* START *

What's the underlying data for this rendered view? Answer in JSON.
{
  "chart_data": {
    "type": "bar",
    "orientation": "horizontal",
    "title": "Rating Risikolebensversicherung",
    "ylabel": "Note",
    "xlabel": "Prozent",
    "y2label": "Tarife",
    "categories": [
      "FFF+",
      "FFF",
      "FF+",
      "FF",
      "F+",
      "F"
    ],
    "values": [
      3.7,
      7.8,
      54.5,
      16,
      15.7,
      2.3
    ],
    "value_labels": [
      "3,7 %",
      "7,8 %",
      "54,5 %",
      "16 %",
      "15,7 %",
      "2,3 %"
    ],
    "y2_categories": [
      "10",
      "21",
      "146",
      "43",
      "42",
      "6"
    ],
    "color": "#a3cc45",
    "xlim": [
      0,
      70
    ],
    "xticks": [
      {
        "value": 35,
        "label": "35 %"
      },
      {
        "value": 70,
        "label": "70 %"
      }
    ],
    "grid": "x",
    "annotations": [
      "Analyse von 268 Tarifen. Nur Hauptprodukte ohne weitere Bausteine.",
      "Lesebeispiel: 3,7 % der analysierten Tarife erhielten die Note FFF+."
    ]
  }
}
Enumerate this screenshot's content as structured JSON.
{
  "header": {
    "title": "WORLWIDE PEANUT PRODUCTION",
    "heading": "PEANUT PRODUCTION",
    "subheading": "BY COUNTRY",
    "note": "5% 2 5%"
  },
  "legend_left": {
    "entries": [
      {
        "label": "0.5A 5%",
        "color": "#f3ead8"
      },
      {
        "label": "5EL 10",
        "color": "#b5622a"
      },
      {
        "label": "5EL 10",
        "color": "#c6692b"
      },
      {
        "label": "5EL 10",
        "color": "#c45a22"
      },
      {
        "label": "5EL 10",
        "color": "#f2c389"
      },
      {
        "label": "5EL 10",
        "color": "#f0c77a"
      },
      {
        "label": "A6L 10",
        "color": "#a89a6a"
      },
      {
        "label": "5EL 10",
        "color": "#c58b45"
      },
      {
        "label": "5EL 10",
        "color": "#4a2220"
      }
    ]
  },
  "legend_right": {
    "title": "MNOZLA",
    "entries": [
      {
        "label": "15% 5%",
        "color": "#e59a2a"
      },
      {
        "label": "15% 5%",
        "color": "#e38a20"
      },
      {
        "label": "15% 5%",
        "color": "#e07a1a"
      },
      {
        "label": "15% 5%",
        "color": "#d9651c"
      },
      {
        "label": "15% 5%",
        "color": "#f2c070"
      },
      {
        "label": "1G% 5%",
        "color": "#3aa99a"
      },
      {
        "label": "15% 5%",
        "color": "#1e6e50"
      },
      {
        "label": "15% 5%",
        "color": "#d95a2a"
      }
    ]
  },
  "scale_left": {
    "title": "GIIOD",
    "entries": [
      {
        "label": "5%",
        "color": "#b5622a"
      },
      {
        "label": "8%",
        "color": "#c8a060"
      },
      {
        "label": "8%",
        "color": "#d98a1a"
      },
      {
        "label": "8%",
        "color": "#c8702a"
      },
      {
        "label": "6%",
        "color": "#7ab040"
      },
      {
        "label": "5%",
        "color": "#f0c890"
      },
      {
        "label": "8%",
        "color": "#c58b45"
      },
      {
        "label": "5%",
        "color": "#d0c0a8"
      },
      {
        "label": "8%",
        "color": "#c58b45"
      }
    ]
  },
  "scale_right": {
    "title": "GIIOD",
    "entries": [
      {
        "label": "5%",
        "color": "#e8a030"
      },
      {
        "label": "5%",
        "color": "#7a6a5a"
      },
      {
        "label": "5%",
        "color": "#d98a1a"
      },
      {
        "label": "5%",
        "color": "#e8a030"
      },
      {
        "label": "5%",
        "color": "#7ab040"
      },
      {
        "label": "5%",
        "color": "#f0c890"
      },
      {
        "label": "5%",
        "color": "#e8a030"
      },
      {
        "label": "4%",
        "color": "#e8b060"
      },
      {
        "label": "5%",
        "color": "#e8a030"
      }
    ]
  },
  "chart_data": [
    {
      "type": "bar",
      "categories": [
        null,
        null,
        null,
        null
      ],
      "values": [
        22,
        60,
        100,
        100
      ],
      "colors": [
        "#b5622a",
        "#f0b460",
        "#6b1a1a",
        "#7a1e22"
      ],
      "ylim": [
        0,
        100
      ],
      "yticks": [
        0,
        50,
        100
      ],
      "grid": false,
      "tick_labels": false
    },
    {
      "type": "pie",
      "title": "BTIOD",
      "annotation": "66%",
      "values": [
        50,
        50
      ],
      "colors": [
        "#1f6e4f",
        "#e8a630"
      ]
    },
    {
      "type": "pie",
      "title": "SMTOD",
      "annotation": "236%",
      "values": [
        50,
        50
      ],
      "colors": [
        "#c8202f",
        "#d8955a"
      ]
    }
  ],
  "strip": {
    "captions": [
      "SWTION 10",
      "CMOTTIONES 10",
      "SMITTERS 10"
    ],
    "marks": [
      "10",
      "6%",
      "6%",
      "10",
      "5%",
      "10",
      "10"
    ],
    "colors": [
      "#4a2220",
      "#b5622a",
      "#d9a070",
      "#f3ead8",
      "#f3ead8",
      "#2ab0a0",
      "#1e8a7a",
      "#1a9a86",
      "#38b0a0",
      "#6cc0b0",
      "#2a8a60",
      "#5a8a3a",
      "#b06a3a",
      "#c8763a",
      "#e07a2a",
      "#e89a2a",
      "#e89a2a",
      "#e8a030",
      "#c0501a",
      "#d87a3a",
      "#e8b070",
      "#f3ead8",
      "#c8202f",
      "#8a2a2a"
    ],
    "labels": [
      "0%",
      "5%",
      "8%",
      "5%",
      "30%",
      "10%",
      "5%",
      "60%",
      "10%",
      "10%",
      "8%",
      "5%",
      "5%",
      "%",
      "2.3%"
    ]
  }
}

* END *

REQUIREMENT
From the entries above, list each line with "this" in it.

THE OUTPUT
What's the underlying data for this rendered view? Answer in JSON.
Enumerate this screenshot's content as structured JSON.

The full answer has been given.